*** Available data ***
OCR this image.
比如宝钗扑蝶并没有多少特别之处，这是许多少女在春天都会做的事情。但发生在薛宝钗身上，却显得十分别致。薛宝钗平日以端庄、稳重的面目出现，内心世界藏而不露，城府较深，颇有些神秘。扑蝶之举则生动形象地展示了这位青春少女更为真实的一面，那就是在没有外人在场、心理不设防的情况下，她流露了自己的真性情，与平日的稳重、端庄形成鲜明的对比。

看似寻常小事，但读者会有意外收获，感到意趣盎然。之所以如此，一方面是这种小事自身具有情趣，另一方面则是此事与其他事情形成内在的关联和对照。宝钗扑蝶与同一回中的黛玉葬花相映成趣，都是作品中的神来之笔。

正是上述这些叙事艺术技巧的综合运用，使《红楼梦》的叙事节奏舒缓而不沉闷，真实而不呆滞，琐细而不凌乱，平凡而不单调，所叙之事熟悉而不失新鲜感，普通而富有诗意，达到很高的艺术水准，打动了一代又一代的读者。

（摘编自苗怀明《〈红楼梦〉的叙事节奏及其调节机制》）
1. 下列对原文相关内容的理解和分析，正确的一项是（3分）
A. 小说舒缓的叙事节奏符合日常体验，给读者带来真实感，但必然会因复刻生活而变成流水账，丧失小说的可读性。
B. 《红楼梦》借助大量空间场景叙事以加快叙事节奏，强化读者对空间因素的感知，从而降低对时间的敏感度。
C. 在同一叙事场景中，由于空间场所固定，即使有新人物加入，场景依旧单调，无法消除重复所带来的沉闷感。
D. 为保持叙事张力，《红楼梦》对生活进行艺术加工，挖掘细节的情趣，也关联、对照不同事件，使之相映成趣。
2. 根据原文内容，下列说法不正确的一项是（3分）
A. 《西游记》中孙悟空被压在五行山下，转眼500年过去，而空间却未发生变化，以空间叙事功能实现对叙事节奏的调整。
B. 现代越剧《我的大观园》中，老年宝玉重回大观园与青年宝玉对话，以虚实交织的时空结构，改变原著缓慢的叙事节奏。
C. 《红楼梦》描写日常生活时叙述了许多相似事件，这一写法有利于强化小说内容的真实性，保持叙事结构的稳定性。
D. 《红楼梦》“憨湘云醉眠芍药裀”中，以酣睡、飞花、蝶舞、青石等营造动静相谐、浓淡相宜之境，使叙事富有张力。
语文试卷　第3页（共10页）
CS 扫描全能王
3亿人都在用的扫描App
***
*** Available data ***
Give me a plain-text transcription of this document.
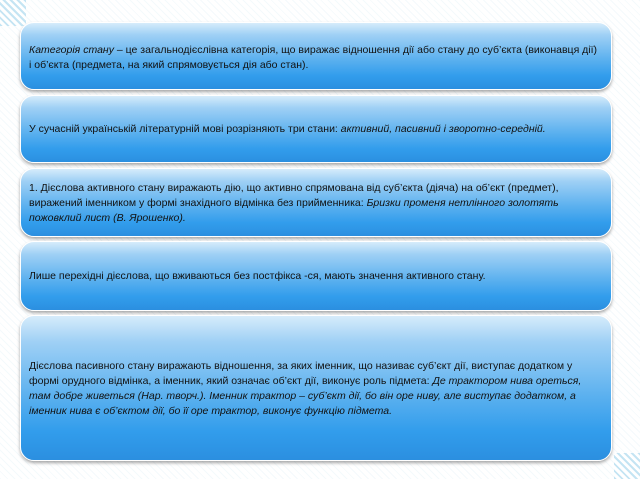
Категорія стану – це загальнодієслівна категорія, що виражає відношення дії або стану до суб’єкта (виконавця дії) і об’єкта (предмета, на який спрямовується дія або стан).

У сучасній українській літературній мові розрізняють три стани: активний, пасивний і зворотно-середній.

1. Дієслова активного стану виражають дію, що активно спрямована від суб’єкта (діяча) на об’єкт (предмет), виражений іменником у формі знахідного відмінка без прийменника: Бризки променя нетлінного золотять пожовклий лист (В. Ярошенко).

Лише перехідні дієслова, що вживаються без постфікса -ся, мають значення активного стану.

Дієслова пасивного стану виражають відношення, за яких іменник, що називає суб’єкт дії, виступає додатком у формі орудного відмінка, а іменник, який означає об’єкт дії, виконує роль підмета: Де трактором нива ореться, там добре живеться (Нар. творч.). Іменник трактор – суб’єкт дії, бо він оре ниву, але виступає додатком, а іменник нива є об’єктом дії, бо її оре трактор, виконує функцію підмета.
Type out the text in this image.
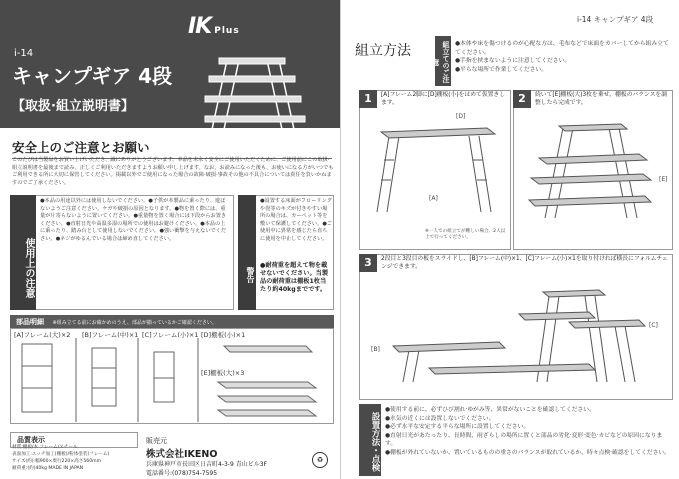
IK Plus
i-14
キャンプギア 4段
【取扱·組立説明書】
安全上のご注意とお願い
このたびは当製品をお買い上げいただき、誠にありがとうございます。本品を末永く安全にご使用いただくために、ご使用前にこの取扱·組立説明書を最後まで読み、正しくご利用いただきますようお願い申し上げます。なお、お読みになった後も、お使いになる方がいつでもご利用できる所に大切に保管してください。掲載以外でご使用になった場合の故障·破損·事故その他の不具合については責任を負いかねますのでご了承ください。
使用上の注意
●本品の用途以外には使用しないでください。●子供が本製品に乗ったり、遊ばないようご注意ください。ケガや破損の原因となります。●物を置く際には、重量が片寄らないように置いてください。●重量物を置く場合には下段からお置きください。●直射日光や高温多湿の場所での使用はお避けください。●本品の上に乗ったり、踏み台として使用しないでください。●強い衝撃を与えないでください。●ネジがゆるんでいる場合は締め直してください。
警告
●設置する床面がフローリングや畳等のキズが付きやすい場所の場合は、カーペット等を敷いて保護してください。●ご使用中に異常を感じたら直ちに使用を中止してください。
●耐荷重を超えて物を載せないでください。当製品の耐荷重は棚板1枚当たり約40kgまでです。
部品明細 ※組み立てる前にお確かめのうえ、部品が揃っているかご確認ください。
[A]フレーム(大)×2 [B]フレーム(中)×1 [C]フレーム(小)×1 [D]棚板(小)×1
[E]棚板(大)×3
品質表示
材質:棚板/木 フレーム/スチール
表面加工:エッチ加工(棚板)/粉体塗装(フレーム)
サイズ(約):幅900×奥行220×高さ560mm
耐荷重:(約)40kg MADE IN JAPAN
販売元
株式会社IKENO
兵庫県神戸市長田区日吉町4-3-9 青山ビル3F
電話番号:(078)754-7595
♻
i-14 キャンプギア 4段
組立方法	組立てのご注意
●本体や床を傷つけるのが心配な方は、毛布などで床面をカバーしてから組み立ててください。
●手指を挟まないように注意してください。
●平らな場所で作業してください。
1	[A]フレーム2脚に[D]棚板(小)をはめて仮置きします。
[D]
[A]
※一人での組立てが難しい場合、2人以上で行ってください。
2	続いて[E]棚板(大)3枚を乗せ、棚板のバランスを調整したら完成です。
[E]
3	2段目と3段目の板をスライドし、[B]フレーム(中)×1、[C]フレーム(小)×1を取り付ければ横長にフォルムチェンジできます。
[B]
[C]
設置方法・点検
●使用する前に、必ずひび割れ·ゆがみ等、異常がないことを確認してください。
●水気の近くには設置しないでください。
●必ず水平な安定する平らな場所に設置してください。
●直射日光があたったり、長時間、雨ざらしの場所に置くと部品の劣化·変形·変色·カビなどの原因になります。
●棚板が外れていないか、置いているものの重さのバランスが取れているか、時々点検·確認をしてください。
***
*** Available data ***
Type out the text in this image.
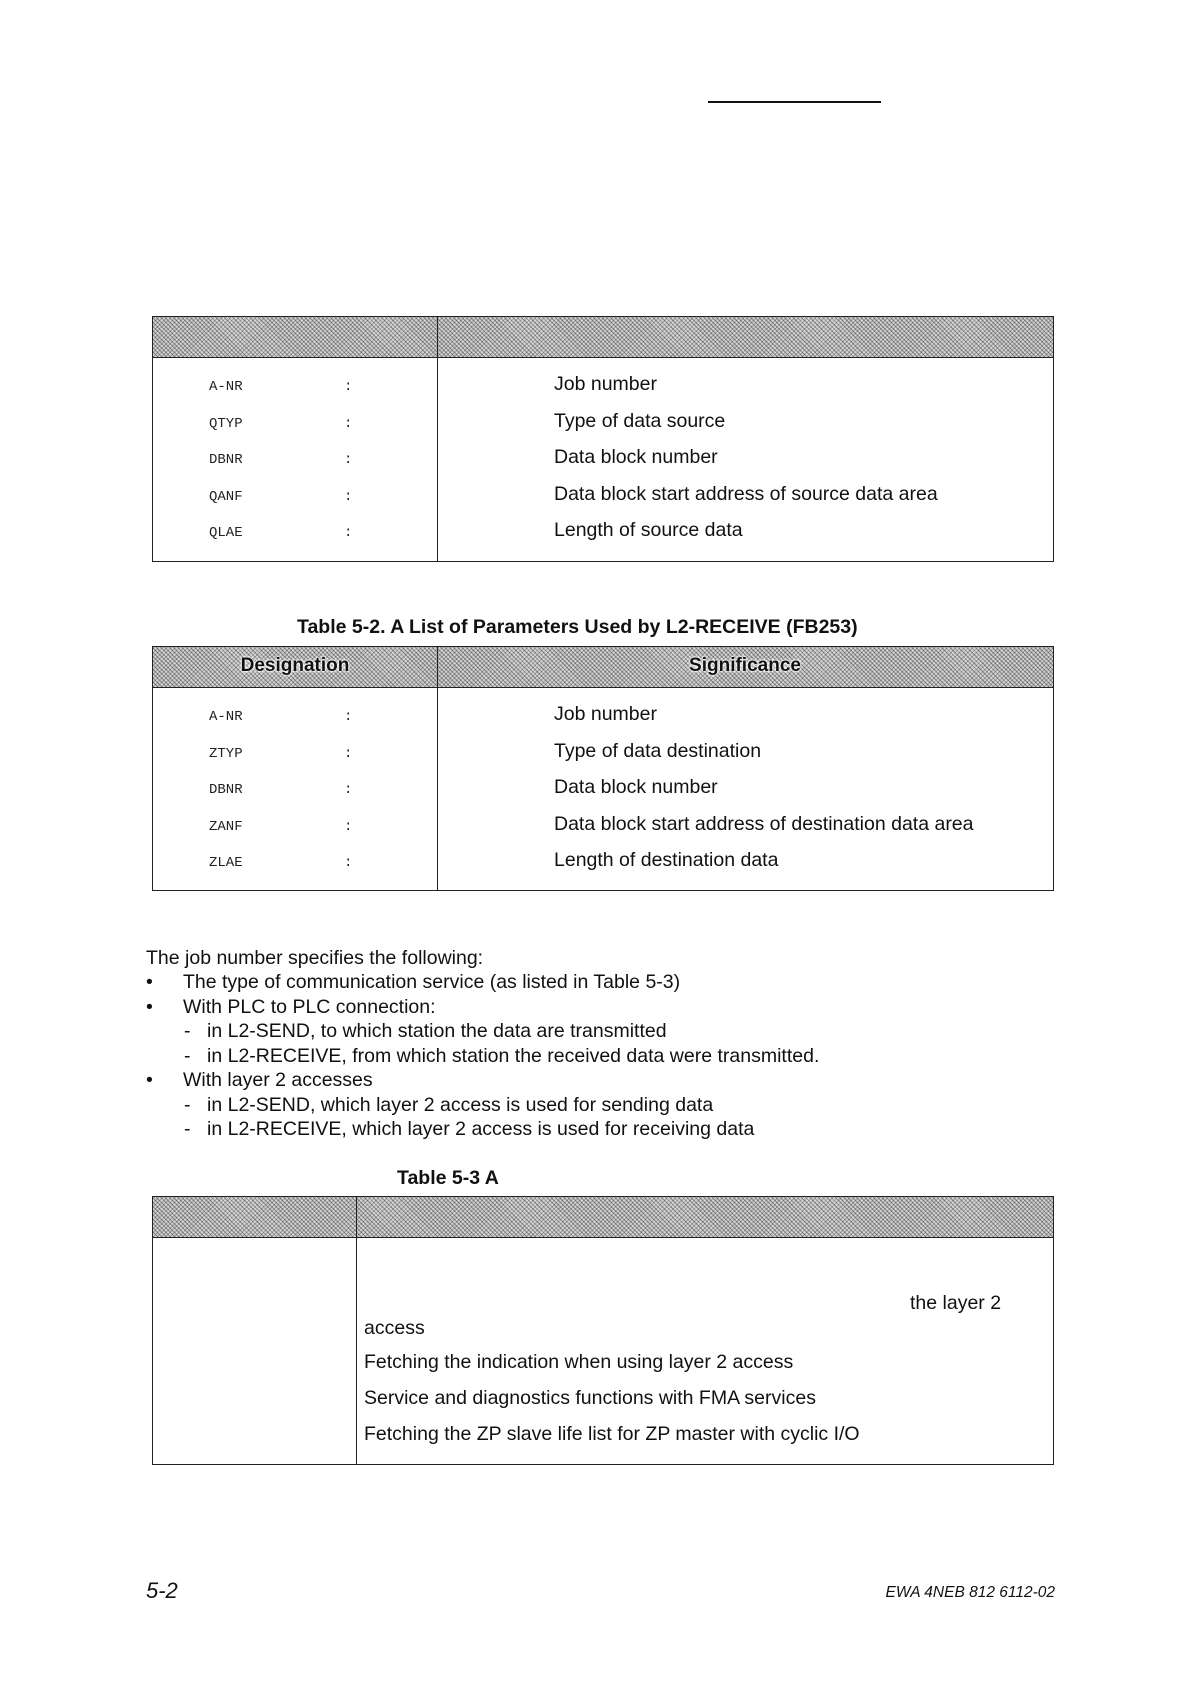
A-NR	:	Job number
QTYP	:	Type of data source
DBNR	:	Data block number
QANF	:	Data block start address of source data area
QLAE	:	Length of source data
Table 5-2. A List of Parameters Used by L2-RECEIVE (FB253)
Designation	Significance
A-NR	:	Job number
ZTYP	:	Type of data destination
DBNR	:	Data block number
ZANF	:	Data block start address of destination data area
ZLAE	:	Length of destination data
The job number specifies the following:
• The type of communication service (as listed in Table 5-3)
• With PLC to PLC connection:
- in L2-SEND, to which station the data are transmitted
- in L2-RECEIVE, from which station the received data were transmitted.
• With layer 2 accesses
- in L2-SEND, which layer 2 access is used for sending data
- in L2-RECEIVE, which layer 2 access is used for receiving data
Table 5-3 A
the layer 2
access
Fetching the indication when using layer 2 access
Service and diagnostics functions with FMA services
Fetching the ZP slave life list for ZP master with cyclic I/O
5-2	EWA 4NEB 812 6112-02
***
## Task statement:
Show the lines of the data that hold the word "block".

## Exercise answer:
DBNR	:	Data block number
QANF	:	Data block start address of source data area
DBNR	:	Data block number
ZANF	:	Data block start address of destination data area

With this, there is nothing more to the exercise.